* **Exercise goal**
Copy the items from the very first line through the line containing "home-icon[interactable] bbox=[48, 138, 74, 164]", renaming "Localize" to "Locate" and leaving everything else untouched. Give back only those lines.

* **The data**

▬▬▬▬▬▬

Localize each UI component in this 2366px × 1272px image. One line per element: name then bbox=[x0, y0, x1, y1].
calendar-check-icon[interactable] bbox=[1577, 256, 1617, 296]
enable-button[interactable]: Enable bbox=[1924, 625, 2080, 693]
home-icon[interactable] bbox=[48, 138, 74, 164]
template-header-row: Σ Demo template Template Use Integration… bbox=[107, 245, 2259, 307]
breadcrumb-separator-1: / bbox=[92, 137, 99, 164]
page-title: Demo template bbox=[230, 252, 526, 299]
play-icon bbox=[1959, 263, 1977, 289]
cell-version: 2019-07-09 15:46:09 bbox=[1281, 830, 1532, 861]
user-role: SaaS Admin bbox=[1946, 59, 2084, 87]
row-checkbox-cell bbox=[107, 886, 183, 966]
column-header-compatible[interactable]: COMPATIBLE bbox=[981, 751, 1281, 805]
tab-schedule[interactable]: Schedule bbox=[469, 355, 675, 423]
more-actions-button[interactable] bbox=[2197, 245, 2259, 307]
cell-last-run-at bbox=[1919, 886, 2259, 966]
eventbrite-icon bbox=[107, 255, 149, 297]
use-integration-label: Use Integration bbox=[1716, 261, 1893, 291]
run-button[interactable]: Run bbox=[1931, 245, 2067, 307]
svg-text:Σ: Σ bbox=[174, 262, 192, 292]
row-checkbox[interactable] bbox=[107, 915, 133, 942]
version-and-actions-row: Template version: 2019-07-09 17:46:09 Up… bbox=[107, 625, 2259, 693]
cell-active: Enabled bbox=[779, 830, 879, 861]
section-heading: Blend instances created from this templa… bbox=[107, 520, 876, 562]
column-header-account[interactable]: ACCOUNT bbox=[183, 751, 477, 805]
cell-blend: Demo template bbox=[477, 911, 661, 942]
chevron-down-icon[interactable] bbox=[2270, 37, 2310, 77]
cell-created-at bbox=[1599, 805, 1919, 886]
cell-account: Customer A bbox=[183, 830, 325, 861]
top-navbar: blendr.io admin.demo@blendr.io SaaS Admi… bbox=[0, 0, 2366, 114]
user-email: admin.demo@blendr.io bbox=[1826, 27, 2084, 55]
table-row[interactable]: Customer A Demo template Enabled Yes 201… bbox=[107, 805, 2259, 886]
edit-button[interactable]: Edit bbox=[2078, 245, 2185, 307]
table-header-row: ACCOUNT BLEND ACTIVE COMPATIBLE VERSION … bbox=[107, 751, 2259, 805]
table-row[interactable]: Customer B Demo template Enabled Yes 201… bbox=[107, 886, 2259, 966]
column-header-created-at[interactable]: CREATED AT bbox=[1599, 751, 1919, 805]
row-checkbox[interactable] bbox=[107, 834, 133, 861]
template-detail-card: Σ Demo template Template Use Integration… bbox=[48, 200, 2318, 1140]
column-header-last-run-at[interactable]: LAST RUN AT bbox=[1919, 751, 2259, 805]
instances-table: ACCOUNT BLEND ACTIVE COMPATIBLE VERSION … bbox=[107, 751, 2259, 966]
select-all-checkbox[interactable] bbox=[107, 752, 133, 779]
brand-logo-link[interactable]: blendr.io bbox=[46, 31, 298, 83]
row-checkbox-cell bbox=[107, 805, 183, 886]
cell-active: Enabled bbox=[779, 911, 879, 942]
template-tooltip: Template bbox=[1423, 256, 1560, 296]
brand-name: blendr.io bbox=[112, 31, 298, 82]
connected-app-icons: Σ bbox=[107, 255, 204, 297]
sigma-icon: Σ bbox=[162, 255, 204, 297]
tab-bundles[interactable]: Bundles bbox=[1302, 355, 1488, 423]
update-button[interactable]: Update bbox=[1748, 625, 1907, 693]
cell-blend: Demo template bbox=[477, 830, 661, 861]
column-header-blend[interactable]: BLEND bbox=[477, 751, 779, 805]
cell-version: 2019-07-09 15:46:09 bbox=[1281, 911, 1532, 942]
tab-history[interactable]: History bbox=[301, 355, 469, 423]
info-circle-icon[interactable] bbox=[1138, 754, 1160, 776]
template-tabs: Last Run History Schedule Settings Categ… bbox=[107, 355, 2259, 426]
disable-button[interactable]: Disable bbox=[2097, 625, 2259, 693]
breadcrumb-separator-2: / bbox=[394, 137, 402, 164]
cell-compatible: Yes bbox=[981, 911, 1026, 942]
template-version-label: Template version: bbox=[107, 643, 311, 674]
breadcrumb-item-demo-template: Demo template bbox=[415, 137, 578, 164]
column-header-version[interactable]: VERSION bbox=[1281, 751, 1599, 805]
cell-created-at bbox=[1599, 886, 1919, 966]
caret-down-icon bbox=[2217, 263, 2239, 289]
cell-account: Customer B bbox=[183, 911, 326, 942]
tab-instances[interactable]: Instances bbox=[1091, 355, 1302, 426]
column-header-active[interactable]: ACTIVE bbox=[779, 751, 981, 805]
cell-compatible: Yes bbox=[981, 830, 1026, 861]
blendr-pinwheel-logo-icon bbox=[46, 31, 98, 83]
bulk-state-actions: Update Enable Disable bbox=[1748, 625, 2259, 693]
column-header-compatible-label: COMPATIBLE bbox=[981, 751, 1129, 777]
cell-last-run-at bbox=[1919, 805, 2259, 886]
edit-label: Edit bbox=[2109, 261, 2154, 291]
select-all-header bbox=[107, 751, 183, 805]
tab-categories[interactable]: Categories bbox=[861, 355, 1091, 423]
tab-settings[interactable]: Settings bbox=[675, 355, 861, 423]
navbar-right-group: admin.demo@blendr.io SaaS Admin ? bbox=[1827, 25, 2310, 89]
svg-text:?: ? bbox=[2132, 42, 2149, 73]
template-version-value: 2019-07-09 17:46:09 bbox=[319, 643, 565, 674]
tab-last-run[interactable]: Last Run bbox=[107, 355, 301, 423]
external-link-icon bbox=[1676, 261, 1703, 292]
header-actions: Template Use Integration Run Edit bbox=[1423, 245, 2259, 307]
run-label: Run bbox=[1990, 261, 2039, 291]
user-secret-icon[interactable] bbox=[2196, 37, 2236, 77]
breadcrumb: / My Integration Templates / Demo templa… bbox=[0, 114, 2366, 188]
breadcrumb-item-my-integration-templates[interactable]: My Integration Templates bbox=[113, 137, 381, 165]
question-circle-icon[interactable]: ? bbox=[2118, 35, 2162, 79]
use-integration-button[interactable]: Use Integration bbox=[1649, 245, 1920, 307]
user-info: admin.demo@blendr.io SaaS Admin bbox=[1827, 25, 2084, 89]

▬▬▬▬▬▬

* **The response**
Locate each UI component in this 2366px × 1272px image. One line per element: name then bbox=[x0, y0, x1, y1].
calendar-check-icon[interactable] bbox=[1577, 256, 1617, 296]
enable-button[interactable]: Enable bbox=[1924, 625, 2080, 693]
home-icon[interactable] bbox=[48, 138, 74, 164]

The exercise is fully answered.